Scan the entries below and extract each line with the word "JSON" in it.

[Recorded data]
○ ○ ○ ○

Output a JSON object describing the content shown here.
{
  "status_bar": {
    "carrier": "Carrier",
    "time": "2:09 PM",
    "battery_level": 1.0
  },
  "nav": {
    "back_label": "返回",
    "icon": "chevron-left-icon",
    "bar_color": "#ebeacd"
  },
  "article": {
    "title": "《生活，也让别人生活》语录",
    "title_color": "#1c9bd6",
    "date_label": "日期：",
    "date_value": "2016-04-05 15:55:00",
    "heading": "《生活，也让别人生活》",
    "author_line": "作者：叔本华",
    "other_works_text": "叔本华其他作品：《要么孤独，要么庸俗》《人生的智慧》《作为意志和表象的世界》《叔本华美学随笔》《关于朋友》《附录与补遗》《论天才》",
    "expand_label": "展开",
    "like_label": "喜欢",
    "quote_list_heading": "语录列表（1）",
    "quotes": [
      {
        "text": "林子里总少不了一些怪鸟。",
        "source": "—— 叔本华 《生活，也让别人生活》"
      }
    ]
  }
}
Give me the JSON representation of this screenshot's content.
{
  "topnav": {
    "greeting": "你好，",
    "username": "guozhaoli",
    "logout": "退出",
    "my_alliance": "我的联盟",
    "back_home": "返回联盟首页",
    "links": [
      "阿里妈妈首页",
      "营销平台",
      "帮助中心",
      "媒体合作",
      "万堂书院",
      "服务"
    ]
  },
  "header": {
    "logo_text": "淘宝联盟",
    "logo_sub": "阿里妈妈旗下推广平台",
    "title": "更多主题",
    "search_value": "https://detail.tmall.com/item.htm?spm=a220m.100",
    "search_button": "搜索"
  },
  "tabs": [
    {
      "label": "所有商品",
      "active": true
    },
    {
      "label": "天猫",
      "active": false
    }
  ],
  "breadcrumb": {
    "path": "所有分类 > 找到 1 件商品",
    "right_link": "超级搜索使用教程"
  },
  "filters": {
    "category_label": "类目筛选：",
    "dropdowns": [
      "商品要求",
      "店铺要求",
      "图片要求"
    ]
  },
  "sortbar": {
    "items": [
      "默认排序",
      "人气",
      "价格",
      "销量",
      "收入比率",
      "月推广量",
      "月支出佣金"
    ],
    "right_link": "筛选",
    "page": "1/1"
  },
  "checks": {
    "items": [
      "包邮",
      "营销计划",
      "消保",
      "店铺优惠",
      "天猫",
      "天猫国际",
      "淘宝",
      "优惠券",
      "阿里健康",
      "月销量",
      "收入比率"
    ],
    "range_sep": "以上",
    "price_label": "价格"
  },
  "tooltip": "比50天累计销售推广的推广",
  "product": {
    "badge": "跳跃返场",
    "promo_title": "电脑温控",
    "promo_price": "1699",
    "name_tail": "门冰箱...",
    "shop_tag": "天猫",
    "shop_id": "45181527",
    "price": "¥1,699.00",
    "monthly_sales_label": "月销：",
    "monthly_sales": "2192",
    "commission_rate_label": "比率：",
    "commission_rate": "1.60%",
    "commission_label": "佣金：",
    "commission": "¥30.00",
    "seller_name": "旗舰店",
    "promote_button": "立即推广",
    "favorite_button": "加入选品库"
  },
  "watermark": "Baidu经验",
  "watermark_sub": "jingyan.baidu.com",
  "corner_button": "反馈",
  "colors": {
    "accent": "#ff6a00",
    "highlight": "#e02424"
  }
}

○ ○ ○ ○

## [Solution for this exercise]
Output a JSON object describing the content shown here.
Give me the JSON representation of this screenshot's content.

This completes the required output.